* Work to be completed: Write out each line word for word. Drop pictures.

___ Exercise input

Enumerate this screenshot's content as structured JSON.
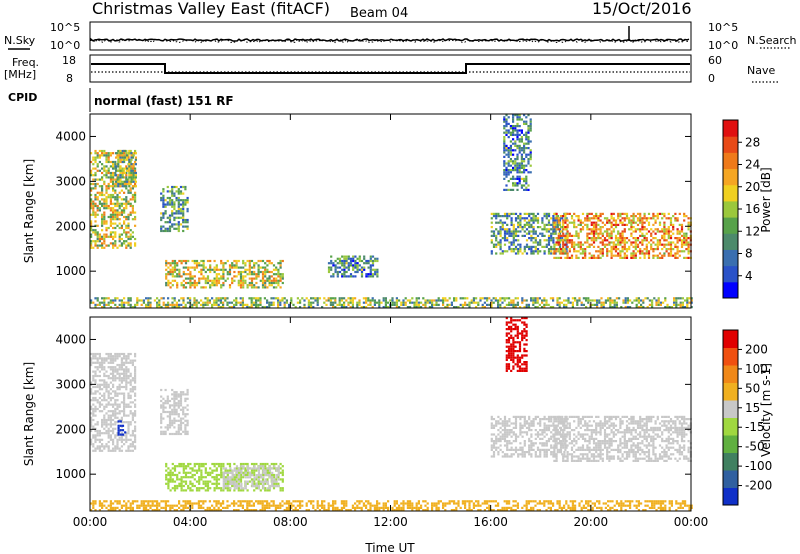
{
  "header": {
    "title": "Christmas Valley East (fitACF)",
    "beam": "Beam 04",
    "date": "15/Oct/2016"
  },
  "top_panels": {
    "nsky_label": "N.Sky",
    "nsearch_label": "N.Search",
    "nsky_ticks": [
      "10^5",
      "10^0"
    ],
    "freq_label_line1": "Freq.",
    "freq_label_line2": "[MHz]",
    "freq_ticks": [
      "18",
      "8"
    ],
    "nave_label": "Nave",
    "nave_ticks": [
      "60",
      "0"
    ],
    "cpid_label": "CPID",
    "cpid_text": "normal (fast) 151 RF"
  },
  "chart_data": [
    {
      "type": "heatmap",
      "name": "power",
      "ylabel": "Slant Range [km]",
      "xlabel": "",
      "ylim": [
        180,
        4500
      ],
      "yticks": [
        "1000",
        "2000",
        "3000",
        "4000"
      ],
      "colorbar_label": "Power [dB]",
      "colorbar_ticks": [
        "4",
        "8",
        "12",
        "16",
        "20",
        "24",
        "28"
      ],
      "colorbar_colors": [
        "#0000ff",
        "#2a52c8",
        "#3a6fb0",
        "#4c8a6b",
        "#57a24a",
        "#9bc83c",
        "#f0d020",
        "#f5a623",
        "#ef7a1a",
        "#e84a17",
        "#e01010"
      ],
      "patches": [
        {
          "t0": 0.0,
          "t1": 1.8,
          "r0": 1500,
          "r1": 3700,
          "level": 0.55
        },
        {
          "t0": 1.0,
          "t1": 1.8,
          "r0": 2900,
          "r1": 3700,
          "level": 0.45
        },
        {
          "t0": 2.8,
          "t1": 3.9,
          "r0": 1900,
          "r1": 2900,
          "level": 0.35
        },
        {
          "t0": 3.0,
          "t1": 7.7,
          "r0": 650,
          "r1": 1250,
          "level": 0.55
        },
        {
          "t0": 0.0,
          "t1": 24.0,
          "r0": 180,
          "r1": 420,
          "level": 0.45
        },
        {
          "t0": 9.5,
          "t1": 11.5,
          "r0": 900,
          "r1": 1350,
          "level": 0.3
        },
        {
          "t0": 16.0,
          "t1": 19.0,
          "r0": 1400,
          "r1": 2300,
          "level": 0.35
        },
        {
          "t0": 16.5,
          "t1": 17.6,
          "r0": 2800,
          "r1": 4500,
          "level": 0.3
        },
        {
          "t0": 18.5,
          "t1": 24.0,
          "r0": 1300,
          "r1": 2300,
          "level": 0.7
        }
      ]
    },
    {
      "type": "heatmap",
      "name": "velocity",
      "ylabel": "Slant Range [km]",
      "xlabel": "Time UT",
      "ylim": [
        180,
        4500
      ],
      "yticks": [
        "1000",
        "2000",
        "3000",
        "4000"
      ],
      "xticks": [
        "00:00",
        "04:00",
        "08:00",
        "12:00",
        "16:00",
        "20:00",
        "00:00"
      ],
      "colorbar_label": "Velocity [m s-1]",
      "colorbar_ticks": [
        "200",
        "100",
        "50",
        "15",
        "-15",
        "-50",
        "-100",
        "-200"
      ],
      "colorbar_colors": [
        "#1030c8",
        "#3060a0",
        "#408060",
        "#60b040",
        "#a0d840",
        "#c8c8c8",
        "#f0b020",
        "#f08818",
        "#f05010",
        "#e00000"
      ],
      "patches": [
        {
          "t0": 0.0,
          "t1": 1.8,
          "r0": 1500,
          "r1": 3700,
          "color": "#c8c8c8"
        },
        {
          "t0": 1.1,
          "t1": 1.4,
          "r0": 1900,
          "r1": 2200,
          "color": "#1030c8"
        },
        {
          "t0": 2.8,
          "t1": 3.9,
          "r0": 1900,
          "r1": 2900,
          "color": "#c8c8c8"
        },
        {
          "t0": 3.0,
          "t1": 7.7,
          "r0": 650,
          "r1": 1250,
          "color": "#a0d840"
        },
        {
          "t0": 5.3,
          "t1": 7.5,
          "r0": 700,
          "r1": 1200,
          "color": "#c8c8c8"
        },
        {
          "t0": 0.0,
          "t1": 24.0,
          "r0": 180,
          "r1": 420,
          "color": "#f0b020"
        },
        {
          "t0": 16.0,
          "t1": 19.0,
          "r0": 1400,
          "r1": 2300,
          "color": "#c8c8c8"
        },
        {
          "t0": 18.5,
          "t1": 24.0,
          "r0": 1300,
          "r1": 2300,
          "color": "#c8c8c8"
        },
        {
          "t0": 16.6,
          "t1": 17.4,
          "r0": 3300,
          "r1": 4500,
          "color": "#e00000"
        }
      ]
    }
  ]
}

______

* Task response:
Enumerate this screenshot's content as structured JSON.
{
  "header": {
    "title": "Christmas Valley East (fitACF)",
    "beam": "Beam 04",
    "date": "15/Oct/2016"
  },
  "top_panels": {
    "nsky_label": "N.Sky",
    "nsearch_label": "N.Search",
    "nsky_ticks": [
      "10^5",
      "10^0"
    ],
    "freq_label_line1": "Freq.",
    "freq_label_line2": "[MHz]",
    "freq_ticks": [
      "18",
      "8"
    ],
    "nave_label": "Nave",
    "nave_ticks": [
      "60",
      "0"
    ],
    "cpid_label": "CPID",
    "cpid_text": "normal (fast) 151 RF"
  },
  "chart_data": [
    {
      "type": "heatmap",
      "name": "power",
      "ylabel": "Slant Range [km]",
      "xlabel": "",
      "ylim": [
        180,
        4500
      ],
      "yticks": [
        "1000",
        "2000",
        "3000",
        "4000"
      ],
      "colorbar_label": "Power [dB]",
      "colorbar_ticks": [
        "4",
        "8",
        "12",
        "16",
        "20",
        "24",
        "28"
      ],
      "colorbar_colors": [
        "#0000ff",
        "#2a52c8",
        "#3a6fb0",
        "#4c8a6b",
        "#57a24a",
        "#9bc83c",
        "#f0d020",
        "#f5a623",
        "#ef7a1a",
        "#e84a17",
        "#e01010"
      ],
      "patches": [
        {
          "t0": 0.0,
          "t1": 1.8,
          "r0": 1500,
          "r1": 3700,
          "level": 0.55
        },
        {
          "t0": 1.0,
          "t1": 1.8,
          "r0": 2900,
          "r1": 3700,
          "level": 0.45
        },
        {
          "t0": 2.8,
          "t1": 3.9,
          "r0": 1900,
          "r1": 2900,
          "level": 0.35
        },
        {
          "t0": 3.0,
          "t1": 7.7,
          "r0": 650,
          "r1": 1250,
          "level": 0.55
        },
        {
          "t0": 0.0,
          "t1": 24.0,
          "r0": 180,
          "r1": 420,
          "level": 0.45
        },
        {
          "t0": 9.5,
          "t1": 11.5,
          "r0": 900,
          "r1": 1350,
          "level": 0.3
        },
        {
          "t0": 16.0,
          "t1": 19.0,
          "r0": 1400,
          "r1": 2300,
          "level": 0.35
        },
        {
          "t0": 16.5,
          "t1": 17.6,
          "r0": 2800,
          "r1": 4500,
          "level": 0.3
        },
        {
          "t0": 18.5,
          "t1": 24.0,
          "r0": 1300,
          "r1": 2300,
          "level": 0.7
        }
      ]
    },
    {
      "type": "heatmap",
      "name": "velocity",
      "ylabel": "Slant Range [km]",
      "xlabel": "Time UT",
      "ylim": [
        180,
        4500
      ],
      "yticks": [
        "1000",
        "2000",
        "3000",
        "4000"
      ],
      "xticks": [
        "00:00",
        "04:00",
        "08:00",
        "12:00",
        "16:00",
        "20:00",
        "00:00"
      ],
      "colorbar_label": "Velocity [m s-1]",
      "colorbar_ticks": [
        "200",
        "100",
        "50",
        "15",
        "-15",
        "-50",
        "-100",
        "-200"
      ],
      "colorbar_colors": [
        "#1030c8",
        "#3060a0",
        "#408060",
        "#60b040",
        "#a0d840",
        "#c8c8c8",
        "#f0b020",
        "#f08818",
        "#f05010",
        "#e00000"
      ],
      "patches": [
        {
          "t0": 0.0,
          "t1": 1.8,
          "r0": 1500,
          "r1": 3700,
          "color": "#c8c8c8"
        },
        {
          "t0": 1.1,
          "t1": 1.4,
          "r0": 1900,
          "r1": 2200,
          "color": "#1030c8"
        },
        {
          "t0": 2.8,
          "t1": 3.9,
          "r0": 1900,
          "r1": 2900,
          "color": "#c8c8c8"
        },
        {
          "t0": 3.0,
          "t1": 7.7,
          "r0": 650,
          "r1": 1250,
          "color": "#a0d840"
        },
        {
          "t0": 5.3,
          "t1": 7.5,
          "r0": 700,
          "r1": 1200,
          "color": "#c8c8c8"
        },
        {
          "t0": 0.0,
          "t1": 24.0,
          "r0": 180,
          "r1": 420,
          "color": "#f0b020"
        },
        {
          "t0": 16.0,
          "t1": 19.0,
          "r0": 1400,
          "r1": 2300,
          "color": "#c8c8c8"
        },
        {
          "t0": 18.5,
          "t1": 24.0,
          "r0": 1300,
          "r1": 2300,
          "color": "#c8c8c8"
        },
        {
          "t0": 16.6,
          "t1": 17.4,
          "r0": 3300,
          "r1": 4500,
          "color": "#e00000"
        }
      ]
    }
  ]
}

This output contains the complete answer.